Dataset entries:
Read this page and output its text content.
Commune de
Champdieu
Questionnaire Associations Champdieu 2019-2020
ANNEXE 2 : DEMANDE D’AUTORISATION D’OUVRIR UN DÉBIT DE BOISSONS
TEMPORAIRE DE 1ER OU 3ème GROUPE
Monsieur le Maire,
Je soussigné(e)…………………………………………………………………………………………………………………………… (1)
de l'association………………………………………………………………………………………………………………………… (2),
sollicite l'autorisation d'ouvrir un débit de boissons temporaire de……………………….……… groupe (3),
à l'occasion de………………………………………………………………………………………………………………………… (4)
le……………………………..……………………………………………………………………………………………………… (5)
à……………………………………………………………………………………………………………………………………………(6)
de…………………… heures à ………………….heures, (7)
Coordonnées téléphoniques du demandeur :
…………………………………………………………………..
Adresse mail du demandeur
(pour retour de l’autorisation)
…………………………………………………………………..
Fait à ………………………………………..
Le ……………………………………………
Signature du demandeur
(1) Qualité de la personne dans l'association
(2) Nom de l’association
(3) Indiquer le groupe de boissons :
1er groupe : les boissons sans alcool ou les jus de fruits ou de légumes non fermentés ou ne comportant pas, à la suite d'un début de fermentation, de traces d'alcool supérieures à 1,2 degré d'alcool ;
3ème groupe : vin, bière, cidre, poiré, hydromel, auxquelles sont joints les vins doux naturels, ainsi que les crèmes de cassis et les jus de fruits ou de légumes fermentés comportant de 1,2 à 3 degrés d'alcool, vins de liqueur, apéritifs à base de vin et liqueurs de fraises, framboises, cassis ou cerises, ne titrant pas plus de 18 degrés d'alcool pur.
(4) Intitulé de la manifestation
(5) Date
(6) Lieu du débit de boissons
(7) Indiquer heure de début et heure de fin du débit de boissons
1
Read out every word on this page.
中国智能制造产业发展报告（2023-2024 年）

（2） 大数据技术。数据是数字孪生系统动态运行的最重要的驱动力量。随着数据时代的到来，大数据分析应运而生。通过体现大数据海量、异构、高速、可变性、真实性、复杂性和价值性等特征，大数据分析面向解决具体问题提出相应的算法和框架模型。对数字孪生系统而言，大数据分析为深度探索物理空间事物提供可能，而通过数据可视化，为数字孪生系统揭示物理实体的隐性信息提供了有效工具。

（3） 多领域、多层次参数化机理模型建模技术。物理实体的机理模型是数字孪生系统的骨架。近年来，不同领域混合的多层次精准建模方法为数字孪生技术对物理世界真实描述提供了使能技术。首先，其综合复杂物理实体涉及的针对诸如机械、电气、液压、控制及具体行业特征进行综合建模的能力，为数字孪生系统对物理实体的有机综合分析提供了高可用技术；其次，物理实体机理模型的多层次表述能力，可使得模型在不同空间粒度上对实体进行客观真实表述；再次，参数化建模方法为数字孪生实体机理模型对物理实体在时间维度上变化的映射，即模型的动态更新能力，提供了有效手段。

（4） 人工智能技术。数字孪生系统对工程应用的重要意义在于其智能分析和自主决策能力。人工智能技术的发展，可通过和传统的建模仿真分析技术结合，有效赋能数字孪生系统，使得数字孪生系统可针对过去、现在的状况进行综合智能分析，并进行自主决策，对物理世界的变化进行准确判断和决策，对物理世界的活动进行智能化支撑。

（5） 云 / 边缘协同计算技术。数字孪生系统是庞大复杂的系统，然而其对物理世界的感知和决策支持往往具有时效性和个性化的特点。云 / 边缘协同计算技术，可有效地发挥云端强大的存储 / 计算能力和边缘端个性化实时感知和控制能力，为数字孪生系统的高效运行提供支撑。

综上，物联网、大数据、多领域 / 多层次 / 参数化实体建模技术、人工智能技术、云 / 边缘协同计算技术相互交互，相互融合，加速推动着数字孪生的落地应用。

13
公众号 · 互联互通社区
--
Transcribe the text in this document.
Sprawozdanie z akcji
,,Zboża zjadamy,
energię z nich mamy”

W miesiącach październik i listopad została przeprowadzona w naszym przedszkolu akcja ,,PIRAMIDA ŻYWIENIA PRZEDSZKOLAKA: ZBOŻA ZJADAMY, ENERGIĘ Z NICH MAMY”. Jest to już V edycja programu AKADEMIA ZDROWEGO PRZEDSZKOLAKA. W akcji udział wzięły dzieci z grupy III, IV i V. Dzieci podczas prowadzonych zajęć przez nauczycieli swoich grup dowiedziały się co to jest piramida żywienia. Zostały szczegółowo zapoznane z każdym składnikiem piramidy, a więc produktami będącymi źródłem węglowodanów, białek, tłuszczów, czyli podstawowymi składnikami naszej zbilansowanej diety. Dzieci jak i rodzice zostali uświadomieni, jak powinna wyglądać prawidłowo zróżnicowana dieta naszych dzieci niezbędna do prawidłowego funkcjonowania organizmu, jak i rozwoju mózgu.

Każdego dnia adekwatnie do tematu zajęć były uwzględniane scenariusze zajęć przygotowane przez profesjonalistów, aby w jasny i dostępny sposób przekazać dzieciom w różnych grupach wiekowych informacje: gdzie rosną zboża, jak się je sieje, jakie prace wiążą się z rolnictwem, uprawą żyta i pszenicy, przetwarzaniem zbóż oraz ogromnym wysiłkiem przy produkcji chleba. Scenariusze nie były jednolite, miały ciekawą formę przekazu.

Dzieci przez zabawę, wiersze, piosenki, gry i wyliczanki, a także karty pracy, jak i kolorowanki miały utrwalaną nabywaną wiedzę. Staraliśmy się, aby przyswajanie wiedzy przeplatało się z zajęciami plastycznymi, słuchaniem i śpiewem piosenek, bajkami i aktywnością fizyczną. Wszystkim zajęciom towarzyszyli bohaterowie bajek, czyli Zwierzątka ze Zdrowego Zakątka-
--
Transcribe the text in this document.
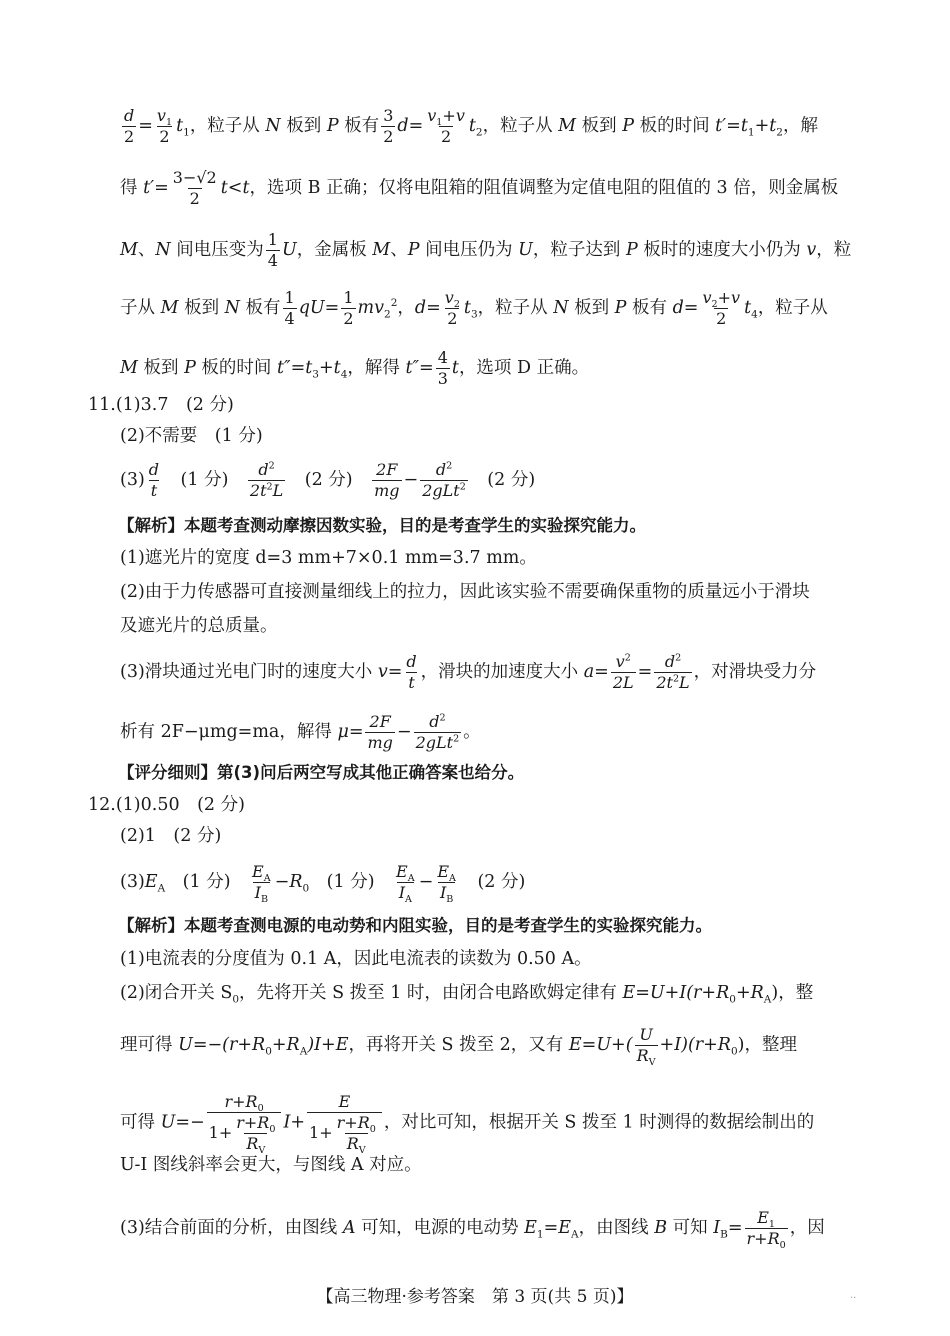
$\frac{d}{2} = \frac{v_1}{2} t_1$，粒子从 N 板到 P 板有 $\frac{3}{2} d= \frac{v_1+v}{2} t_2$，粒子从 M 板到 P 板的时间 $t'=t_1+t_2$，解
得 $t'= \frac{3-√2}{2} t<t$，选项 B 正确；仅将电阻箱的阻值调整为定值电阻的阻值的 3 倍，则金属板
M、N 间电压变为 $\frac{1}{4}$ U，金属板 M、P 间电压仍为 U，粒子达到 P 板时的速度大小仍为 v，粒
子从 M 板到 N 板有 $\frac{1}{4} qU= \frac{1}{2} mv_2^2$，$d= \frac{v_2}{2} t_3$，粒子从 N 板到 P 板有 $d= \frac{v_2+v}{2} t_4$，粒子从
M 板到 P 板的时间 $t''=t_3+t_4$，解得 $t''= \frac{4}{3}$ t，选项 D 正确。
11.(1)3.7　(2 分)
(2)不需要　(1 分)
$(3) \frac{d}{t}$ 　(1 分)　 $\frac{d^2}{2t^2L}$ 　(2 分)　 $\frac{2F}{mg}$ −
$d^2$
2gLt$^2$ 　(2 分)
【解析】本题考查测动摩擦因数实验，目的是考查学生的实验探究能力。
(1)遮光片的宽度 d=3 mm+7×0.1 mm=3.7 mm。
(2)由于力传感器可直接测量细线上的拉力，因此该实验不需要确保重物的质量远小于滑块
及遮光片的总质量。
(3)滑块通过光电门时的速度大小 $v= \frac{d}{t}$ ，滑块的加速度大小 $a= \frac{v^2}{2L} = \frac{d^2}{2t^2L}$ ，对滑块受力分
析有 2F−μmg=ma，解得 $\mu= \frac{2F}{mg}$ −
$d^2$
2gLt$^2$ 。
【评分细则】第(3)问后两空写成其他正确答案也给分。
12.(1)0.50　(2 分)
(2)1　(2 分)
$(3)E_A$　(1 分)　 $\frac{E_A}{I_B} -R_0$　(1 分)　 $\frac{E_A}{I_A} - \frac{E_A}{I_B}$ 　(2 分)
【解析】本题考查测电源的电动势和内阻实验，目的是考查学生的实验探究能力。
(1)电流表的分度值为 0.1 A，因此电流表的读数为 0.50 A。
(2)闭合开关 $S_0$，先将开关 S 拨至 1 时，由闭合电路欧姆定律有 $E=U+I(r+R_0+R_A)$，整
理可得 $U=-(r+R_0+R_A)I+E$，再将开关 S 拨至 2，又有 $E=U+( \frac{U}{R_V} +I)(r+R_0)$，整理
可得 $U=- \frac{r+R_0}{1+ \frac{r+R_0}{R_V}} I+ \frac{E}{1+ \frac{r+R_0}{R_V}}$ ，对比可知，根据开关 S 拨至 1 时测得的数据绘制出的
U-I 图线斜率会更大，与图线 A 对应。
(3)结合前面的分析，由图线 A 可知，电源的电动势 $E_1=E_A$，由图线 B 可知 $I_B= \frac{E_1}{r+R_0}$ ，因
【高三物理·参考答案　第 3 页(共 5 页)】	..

YOUR GOAL: Reply with one number only: how many lines of the listing hold "akcji"?

EXPECTED ANSWER: 2